(Figure collection entries)

####

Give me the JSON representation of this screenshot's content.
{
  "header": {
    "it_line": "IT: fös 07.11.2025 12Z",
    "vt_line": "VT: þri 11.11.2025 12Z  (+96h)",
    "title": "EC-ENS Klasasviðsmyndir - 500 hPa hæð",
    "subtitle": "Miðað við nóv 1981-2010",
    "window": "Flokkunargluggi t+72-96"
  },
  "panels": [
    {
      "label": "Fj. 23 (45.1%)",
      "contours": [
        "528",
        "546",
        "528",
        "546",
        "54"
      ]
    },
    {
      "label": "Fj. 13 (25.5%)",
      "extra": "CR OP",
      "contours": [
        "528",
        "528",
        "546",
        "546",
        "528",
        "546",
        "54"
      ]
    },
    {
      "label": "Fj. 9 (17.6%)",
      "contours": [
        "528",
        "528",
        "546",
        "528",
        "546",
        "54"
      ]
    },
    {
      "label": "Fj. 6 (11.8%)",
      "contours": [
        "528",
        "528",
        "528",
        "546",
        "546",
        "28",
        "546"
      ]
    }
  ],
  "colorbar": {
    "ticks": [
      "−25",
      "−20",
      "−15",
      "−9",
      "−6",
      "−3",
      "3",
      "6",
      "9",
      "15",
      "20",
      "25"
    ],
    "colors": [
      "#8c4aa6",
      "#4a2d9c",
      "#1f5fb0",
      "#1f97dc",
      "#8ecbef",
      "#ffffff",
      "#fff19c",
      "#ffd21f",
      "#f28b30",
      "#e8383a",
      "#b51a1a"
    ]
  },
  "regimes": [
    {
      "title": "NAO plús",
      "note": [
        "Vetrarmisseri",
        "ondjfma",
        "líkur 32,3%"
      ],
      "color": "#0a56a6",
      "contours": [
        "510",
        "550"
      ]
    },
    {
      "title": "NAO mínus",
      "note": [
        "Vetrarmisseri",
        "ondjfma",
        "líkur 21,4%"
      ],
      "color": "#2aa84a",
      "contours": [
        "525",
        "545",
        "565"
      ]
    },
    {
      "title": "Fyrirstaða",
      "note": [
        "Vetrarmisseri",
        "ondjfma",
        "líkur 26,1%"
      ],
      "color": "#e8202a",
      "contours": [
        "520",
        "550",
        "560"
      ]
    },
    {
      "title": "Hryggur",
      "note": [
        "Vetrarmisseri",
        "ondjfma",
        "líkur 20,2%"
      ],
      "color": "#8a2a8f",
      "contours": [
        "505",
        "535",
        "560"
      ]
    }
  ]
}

####

Find the lines containing "líkur" and list every one of them.

WRITTEN ANSWER:
        "líkur 32,3%"
        "líkur 21,4%"
        "líkur 26,1%"
        "líkur 20,2%"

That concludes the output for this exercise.